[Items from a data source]
— START —
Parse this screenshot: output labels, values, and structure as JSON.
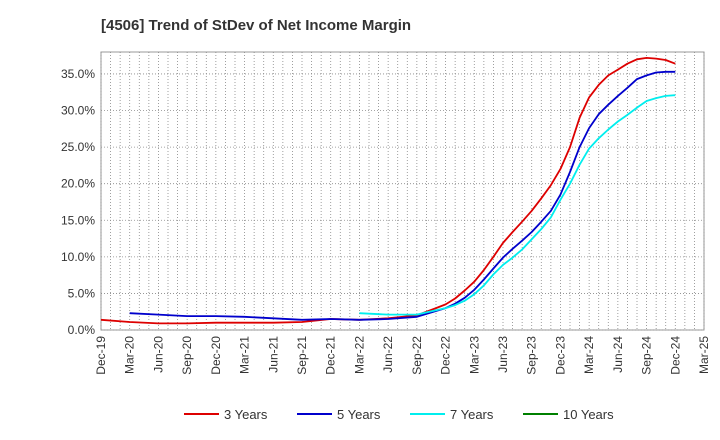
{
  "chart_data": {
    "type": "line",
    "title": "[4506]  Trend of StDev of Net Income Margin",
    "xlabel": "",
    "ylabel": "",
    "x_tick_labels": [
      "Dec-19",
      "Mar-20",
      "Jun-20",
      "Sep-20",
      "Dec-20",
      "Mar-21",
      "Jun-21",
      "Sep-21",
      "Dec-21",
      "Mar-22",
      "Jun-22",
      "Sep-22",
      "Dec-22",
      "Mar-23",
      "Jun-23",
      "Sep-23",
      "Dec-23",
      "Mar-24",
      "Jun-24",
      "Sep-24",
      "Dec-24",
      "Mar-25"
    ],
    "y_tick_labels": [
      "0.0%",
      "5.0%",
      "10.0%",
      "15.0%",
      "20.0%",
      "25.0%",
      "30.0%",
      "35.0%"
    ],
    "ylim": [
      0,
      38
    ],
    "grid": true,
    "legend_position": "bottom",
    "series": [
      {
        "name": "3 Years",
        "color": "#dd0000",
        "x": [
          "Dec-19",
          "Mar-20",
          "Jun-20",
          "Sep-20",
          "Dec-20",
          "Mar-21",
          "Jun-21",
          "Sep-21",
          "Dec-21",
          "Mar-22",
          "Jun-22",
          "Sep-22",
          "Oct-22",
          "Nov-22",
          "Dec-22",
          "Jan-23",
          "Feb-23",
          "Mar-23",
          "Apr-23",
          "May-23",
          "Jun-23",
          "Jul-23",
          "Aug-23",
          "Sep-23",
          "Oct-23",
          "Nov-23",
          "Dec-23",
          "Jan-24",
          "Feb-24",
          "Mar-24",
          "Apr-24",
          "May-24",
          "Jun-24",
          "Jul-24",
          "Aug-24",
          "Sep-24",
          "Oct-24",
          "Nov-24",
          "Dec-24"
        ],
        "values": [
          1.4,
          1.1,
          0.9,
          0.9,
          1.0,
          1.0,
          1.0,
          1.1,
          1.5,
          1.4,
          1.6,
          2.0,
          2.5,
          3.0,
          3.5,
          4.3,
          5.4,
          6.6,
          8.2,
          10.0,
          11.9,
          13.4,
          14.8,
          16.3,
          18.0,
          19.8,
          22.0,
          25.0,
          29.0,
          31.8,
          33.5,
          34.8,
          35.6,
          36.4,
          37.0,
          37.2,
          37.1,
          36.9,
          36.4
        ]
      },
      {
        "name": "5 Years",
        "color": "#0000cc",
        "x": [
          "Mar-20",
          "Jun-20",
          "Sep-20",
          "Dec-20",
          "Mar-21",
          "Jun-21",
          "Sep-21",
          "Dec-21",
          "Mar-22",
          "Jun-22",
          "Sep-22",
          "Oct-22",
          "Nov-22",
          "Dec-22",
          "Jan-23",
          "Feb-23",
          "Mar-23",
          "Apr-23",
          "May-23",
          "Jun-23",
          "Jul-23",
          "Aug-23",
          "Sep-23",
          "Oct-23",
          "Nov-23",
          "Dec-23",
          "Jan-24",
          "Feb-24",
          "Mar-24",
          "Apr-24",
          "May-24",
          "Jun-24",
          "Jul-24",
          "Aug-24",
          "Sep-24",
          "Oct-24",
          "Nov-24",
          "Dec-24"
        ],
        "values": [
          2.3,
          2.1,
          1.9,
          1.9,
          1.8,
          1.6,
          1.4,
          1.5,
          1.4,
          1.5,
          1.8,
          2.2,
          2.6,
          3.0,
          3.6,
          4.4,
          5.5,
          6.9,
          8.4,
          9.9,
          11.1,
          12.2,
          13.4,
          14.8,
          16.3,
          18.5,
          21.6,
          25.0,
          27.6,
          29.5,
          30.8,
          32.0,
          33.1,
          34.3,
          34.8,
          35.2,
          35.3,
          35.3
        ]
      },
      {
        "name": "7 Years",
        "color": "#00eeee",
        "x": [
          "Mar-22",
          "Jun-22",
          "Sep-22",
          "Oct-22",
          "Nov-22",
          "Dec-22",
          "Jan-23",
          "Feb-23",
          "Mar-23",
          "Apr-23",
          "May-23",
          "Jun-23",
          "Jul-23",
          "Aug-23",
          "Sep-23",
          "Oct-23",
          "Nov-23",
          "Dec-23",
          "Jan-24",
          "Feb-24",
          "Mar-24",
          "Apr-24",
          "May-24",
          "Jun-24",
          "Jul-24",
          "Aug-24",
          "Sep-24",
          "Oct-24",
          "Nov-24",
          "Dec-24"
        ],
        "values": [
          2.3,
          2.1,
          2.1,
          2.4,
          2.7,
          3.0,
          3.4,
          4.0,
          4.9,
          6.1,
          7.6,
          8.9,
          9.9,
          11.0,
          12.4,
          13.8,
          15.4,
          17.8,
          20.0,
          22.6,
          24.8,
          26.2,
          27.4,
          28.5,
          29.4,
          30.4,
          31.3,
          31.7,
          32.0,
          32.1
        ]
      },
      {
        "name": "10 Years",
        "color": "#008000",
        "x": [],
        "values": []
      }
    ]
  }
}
— END —
* [EXERCISE REQUIREMENTS]: Leave the pictures out and write out every entry exactly as given.

* [EXERCISE RESPONSE]:
Parse this screenshot: output labels, values, and structure as JSON.
{
  "chart_data": {
    "type": "line",
    "title": "[4506]  Trend of StDev of Net Income Margin",
    "xlabel": "",
    "ylabel": "",
    "x_tick_labels": [
      "Dec-19",
      "Mar-20",
      "Jun-20",
      "Sep-20",
      "Dec-20",
      "Mar-21",
      "Jun-21",
      "Sep-21",
      "Dec-21",
      "Mar-22",
      "Jun-22",
      "Sep-22",
      "Dec-22",
      "Mar-23",
      "Jun-23",
      "Sep-23",
      "Dec-23",
      "Mar-24",
      "Jun-24",
      "Sep-24",
      "Dec-24",
      "Mar-25"
    ],
    "y_tick_labels": [
      "0.0%",
      "5.0%",
      "10.0%",
      "15.0%",
      "20.0%",
      "25.0%",
      "30.0%",
      "35.0%"
    ],
    "ylim": [
      0,
      38
    ],
    "grid": true,
    "legend_position": "bottom",
    "series": [
      {
        "name": "3 Years",
        "color": "#dd0000",
        "x": [
          "Dec-19",
          "Mar-20",
          "Jun-20",
          "Sep-20",
          "Dec-20",
          "Mar-21",
          "Jun-21",
          "Sep-21",
          "Dec-21",
          "Mar-22",
          "Jun-22",
          "Sep-22",
          "Oct-22",
          "Nov-22",
          "Dec-22",
          "Jan-23",
          "Feb-23",
          "Mar-23",
          "Apr-23",
          "May-23",
          "Jun-23",
          "Jul-23",
          "Aug-23",
          "Sep-23",
          "Oct-23",
          "Nov-23",
          "Dec-23",
          "Jan-24",
          "Feb-24",
          "Mar-24",
          "Apr-24",
          "May-24",
          "Jun-24",
          "Jul-24",
          "Aug-24",
          "Sep-24",
          "Oct-24",
          "Nov-24",
          "Dec-24"
        ],
        "values": [
          1.4,
          1.1,
          0.9,
          0.9,
          1.0,
          1.0,
          1.0,
          1.1,
          1.5,
          1.4,
          1.6,
          2.0,
          2.5,
          3.0,
          3.5,
          4.3,
          5.4,
          6.6,
          8.2,
          10.0,
          11.9,
          13.4,
          14.8,
          16.3,
          18.0,
          19.8,
          22.0,
          25.0,
          29.0,
          31.8,
          33.5,
          34.8,
          35.6,
          36.4,
          37.0,
          37.2,
          37.1,
          36.9,
          36.4
        ]
      },
      {
        "name": "5 Years",
        "color": "#0000cc",
        "x": [
          "Mar-20",
          "Jun-20",
          "Sep-20",
          "Dec-20",
          "Mar-21",
          "Jun-21",
          "Sep-21",
          "Dec-21",
          "Mar-22",
          "Jun-22",
          "Sep-22",
          "Oct-22",
          "Nov-22",
          "Dec-22",
          "Jan-23",
          "Feb-23",
          "Mar-23",
          "Apr-23",
          "May-23",
          "Jun-23",
          "Jul-23",
          "Aug-23",
          "Sep-23",
          "Oct-23",
          "Nov-23",
          "Dec-23",
          "Jan-24",
          "Feb-24",
          "Mar-24",
          "Apr-24",
          "May-24",
          "Jun-24",
          "Jul-24",
          "Aug-24",
          "Sep-24",
          "Oct-24",
          "Nov-24",
          "Dec-24"
        ],
        "values": [
          2.3,
          2.1,
          1.9,
          1.9,
          1.8,
          1.6,
          1.4,
          1.5,
          1.4,
          1.5,
          1.8,
          2.2,
          2.6,
          3.0,
          3.6,
          4.4,
          5.5,
          6.9,
          8.4,
          9.9,
          11.1,
          12.2,
          13.4,
          14.8,
          16.3,
          18.5,
          21.6,
          25.0,
          27.6,
          29.5,
          30.8,
          32.0,
          33.1,
          34.3,
          34.8,
          35.2,
          35.3,
          35.3
        ]
      },
      {
        "name": "7 Years",
        "color": "#00eeee",
        "x": [
          "Mar-22",
          "Jun-22",
          "Sep-22",
          "Oct-22",
          "Nov-22",
          "Dec-22",
          "Jan-23",
          "Feb-23",
          "Mar-23",
          "Apr-23",
          "May-23",
          "Jun-23",
          "Jul-23",
          "Aug-23",
          "Sep-23",
          "Oct-23",
          "Nov-23",
          "Dec-23",
          "Jan-24",
          "Feb-24",
          "Mar-24",
          "Apr-24",
          "May-24",
          "Jun-24",
          "Jul-24",
          "Aug-24",
          "Sep-24",
          "Oct-24",
          "Nov-24",
          "Dec-24"
        ],
        "values": [
          2.3,
          2.1,
          2.1,
          2.4,
          2.7,
          3.0,
          3.4,
          4.0,
          4.9,
          6.1,
          7.6,
          8.9,
          9.9,
          11.0,
          12.4,
          13.8,
          15.4,
          17.8,
          20.0,
          22.6,
          24.8,
          26.2,
          27.4,
          28.5,
          29.4,
          30.4,
          31.3,
          31.7,
          32.0,
          32.1
        ]
      },
      {
        "name": "10 Years",
        "color": "#008000",
        "x": [],
        "values": []
      }
    ]
  }
}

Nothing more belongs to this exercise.